** start GIVEN DATA **

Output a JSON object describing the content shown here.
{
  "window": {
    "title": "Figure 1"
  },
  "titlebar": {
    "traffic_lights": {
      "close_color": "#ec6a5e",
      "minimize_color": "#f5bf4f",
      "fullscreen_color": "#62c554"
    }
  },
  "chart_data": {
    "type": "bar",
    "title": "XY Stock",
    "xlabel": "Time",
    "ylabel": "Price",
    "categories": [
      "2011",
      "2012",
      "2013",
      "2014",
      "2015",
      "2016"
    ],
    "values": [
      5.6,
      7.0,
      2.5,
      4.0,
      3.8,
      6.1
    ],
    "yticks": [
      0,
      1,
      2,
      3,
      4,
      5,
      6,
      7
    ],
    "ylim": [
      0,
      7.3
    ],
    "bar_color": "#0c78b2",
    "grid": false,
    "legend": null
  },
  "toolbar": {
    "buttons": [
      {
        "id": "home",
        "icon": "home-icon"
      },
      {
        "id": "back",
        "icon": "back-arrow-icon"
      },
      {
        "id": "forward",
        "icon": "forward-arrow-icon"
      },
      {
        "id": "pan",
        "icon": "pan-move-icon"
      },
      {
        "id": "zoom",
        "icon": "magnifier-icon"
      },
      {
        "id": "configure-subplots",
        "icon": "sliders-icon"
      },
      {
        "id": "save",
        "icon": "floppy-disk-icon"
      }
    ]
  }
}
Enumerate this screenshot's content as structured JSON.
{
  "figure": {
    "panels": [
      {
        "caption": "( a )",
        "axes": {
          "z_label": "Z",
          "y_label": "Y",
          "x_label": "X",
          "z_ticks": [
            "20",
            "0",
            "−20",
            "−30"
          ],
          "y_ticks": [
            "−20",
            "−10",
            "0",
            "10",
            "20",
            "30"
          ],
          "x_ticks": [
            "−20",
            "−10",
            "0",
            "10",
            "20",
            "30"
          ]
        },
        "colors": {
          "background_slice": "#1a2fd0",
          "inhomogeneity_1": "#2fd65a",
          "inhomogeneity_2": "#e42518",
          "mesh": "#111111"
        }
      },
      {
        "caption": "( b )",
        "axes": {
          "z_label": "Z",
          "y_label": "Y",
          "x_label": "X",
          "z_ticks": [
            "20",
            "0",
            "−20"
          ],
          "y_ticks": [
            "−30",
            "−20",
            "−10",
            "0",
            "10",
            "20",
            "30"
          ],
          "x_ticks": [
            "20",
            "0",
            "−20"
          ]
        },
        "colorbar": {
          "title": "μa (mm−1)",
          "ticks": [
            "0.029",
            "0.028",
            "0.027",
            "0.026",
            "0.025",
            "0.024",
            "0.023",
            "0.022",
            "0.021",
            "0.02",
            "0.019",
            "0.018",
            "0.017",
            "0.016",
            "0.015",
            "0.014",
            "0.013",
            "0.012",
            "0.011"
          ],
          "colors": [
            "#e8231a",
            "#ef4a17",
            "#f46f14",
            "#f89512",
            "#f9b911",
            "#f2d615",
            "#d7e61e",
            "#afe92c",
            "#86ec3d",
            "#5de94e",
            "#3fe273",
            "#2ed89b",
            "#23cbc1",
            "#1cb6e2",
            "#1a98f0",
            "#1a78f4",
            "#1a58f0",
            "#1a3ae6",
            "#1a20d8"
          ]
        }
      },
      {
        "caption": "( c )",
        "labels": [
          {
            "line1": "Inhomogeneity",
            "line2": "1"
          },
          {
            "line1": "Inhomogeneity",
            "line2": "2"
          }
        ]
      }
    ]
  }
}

** end GIVEN DATA **

§ **TASK GOAL**
Reproduce the entire listing word for word.

§ **TASK OUTPUT**
Output a JSON object describing the content shown here.
{
  "window": {
    "title": "Figure 1"
  },
  "titlebar": {
    "traffic_lights": {
      "close_color": "#ec6a5e",
      "minimize_color": "#f5bf4f",
      "fullscreen_color": "#62c554"
    }
  },
  "chart_data": {
    "type": "bar",
    "title": "XY Stock",
    "xlabel": "Time",
    "ylabel": "Price",
    "categories": [
      "2011",
      "2012",
      "2013",
      "2014",
      "2015",
      "2016"
    ],
    "values": [
      5.6,
      7.0,
      2.5,
      4.0,
      3.8,
      6.1
    ],
    "yticks": [
      0,
      1,
      2,
      3,
      4,
      5,
      6,
      7
    ],
    "ylim": [
      0,
      7.3
    ],
    "bar_color": "#0c78b2",
    "grid": false,
    "legend": null
  },
  "toolbar": {
    "buttons": [
      {
        "id": "home",
        "icon": "home-icon"
      },
      {
        "id": "back",
        "icon": "back-arrow-icon"
      },
      {
        "id": "forward",
        "icon": "forward-arrow-icon"
      },
      {
        "id": "pan",
        "icon": "pan-move-icon"
      },
      {
        "id": "zoom",
        "icon": "magnifier-icon"
      },
      {
        "id": "configure-subplots",
        "icon": "sliders-icon"
      },
      {
        "id": "save",
        "icon": "floppy-disk-icon"
      }
    ]
  }
}
Enumerate this screenshot's content as structured JSON.
{
  "figure": {
    "panels": [
      {
        "caption": "( a )",
        "axes": {
          "z_label": "Z",
          "y_label": "Y",
          "x_label": "X",
          "z_ticks": [
            "20",
            "0",
            "−20",
            "−30"
          ],
          "y_ticks": [
            "−20",
            "−10",
            "0",
            "10",
            "20",
            "30"
          ],
          "x_ticks": [
            "−20",
            "−10",
            "0",
            "10",
            "20",
            "30"
          ]
        },
        "colors": {
          "background_slice": "#1a2fd0",
          "inhomogeneity_1": "#2fd65a",
          "inhomogeneity_2": "#e42518",
          "mesh": "#111111"
        }
      },
      {
        "caption": "( b )",
        "axes": {
          "z_label": "Z",
          "y_label": "Y",
          "x_label": "X",
          "z_ticks": [
            "20",
            "0",
            "−20"
          ],
          "y_ticks": [
            "−30",
            "−20",
            "−10",
            "0",
            "10",
            "20",
            "30"
          ],
          "x_ticks": [
            "20",
            "0",
            "−20"
          ]
        },
        "colorbar": {
          "title": "μa (mm−1)",
          "ticks": [
            "0.029",
            "0.028",
            "0.027",
            "0.026",
            "0.025",
            "0.024",
            "0.023",
            "0.022",
            "0.021",
            "0.02",
            "0.019",
            "0.018",
            "0.017",
            "0.016",
            "0.015",
            "0.014",
            "0.013",
            "0.012",
            "0.011"
          ],
          "colors": [
            "#e8231a",
            "#ef4a17",
            "#f46f14",
            "#f89512",
            "#f9b911",
            "#f2d615",
            "#d7e61e",
            "#afe92c",
            "#86ec3d",
            "#5de94e",
            "#3fe273",
            "#2ed89b",
            "#23cbc1",
            "#1cb6e2",
            "#1a98f0",
            "#1a78f4",
            "#1a58f0",
            "#1a3ae6",
            "#1a20d8"
          ]
        }
      },
      {
        "caption": "( c )",
        "labels": [
          {
            "line1": "Inhomogeneity",
            "line2": "1"
          },
          {
            "line1": "Inhomogeneity",
            "line2": "2"
          }
        ]
      }
    ]
  }
}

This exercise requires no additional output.